DATA FOR THIS TASK:
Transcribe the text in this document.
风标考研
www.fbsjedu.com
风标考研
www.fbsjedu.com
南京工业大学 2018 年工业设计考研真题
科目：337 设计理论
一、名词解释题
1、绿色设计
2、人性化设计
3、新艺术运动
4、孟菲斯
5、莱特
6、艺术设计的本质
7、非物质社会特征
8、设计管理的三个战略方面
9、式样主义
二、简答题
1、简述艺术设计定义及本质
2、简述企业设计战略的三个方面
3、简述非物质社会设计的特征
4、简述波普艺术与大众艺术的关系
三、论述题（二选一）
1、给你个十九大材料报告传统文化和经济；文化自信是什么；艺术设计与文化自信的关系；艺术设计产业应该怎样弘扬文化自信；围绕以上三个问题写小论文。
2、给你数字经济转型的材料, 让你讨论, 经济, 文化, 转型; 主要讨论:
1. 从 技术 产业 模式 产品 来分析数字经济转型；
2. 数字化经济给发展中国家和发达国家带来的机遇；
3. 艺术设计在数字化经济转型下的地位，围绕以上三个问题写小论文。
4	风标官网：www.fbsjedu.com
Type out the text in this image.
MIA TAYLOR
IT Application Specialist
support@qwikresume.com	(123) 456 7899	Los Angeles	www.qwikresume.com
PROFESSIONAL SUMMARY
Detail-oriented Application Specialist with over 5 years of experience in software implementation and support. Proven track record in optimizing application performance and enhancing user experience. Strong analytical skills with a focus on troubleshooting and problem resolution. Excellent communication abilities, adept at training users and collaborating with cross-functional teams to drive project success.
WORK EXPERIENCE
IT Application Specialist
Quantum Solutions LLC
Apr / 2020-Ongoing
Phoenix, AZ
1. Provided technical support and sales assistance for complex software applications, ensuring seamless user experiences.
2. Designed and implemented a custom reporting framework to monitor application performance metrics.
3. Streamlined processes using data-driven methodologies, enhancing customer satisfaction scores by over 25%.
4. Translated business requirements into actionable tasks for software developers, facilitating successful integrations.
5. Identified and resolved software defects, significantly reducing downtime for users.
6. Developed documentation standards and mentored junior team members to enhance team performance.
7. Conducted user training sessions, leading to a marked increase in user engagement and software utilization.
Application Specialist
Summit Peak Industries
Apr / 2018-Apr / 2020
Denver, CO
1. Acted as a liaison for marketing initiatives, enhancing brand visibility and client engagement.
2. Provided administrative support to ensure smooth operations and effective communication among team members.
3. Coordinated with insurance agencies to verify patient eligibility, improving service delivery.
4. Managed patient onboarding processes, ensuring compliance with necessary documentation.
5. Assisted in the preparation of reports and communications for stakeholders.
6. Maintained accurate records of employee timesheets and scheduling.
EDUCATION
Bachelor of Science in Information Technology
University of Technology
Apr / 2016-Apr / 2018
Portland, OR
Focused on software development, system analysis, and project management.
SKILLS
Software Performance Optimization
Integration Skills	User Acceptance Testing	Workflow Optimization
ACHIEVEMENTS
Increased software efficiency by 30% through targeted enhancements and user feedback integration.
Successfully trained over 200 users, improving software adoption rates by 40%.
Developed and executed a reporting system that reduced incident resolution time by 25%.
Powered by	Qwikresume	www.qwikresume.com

EXERCISE:
All entries must be repeated verbatim.

EXERCISE SOLUTION:
Transcribe the text in this document.
风标考研
www.fbsjedu.com
风标考研
www.fbsjedu.com
南京工业大学 2018 年工业设计考研真题
科目：337 设计理论
一、名词解释题
1、绿色设计
2、人性化设计
3、新艺术运动
4、孟菲斯
5、莱特
6、艺术设计的本质
7、非物质社会特征
8、设计管理的三个战略方面
9、式样主义
二、简答题
1、简述艺术设计定义及本质
2、简述企业设计战略的三个方面
3、简述非物质社会设计的特征
4、简述波普艺术与大众艺术的关系
三、论述题（二选一）
1、给你个十九大材料报告传统文化和经济；文化自信是什么；艺术设计与文化自信的关系；艺术设计产业应该怎样弘扬文化自信；围绕以上三个问题写小论文。
2、给你数字经济转型的材料, 让你讨论, 经济, 文化, 转型; 主要讨论:
1. 从 技术 产业 模式 产品 来分析数字经济转型；
2. 数字化经济给发展中国家和发达国家带来的机遇；
3. 艺术设计在数字化经济转型下的地位，围绕以上三个问题写小论文。
4	风标官网：www.fbsjedu.com
Type out the text in this image.
MIA TAYLOR
IT Application Specialist
support@qwikresume.com	(123) 456 7899	Los Angeles	www.qwikresume.com
PROFESSIONAL SUMMARY
Detail-oriented Application Specialist with over 5 years of experience in software implementation and support. Proven track record in optimizing application performance and enhancing user experience. Strong analytical skills with a focus on troubleshooting and problem resolution. Excellent communication abilities, adept at training users and collaborating with cross-functional teams to drive project success.
WORK EXPERIENCE
IT Application Specialist
Quantum Solutions LLC
Apr / 2020-Ongoing
Phoenix, AZ
1. Provided technical support and sales assistance for complex software applications, ensuring seamless user experiences.
2. Designed and implemented a custom reporting framework to monitor application performance metrics.
3. Streamlined processes using data-driven methodologies, enhancing customer satisfaction scores by over 25%.
4. Translated business requirements into actionable tasks for software developers, facilitating successful integrations.
5. Identified and resolved software defects, significantly reducing downtime for users.
6. Developed documentation standards and mentored junior team members to enhance team performance.
7. Conducted user training sessions, leading to a marked increase in user engagement and software utilization.
Application Specialist
Summit Peak Industries
Apr / 2018-Apr / 2020
Denver, CO
1. Acted as a liaison for marketing initiatives, enhancing brand visibility and client engagement.
2. Provided administrative support to ensure smooth operations and effective communication among team members.
3. Coordinated with insurance agencies to verify patient eligibility, improving service delivery.
4. Managed patient onboarding processes, ensuring compliance with necessary documentation.
5. Assisted in the preparation of reports and communications for stakeholders.
6. Maintained accurate records of employee timesheets and scheduling.
EDUCATION
Bachelor of Science in Information Technology
University of Technology
Apr / 2016-Apr / 2018
Portland, OR
Focused on software development, system analysis, and project management.
SKILLS
Software Performance Optimization
Integration Skills	User Acceptance Testing	Workflow Optimization
ACHIEVEMENTS
Increased software efficiency by 30% through targeted enhancements and user feedback integration.
Successfully trained over 200 users, improving software adoption rates by 40%.
Developed and executed a reporting system that reduced incident resolution time by 25%.
Powered by	Qwikresume	www.qwikresume.com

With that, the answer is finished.